What the task asks: Extract every line below that contains the word "Memorial".

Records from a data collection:
* START *

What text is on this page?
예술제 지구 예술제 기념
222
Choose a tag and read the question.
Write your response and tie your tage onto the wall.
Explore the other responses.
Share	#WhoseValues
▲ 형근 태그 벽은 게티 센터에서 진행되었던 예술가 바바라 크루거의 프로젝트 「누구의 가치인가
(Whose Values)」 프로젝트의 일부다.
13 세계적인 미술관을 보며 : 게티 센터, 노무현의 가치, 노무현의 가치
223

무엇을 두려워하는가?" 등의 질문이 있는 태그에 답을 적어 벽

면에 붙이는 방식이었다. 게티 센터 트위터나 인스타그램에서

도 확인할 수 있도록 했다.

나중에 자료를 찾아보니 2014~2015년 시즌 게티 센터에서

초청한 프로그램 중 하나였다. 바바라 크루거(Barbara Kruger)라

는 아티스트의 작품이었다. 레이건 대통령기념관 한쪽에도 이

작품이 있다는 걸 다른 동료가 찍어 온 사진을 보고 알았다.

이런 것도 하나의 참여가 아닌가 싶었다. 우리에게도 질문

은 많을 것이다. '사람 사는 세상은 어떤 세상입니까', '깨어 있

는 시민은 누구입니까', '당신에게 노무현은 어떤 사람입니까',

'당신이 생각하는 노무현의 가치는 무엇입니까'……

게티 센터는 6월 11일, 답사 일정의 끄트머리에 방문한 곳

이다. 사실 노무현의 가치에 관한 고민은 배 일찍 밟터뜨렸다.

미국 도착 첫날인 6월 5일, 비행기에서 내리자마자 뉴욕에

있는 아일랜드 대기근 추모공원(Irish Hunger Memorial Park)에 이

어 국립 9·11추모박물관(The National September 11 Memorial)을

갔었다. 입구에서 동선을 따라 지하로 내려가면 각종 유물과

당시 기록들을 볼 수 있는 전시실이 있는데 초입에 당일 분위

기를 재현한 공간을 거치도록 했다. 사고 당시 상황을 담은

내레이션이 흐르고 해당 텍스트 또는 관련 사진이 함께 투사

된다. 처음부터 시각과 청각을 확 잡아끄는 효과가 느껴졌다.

* END *

Reply to the task:
있는 아일랜드 대기근 추모공원(Irish Hunger Memorial Park)에 이
어 국립 9·11추모박물관(The National September 11 Memorial)을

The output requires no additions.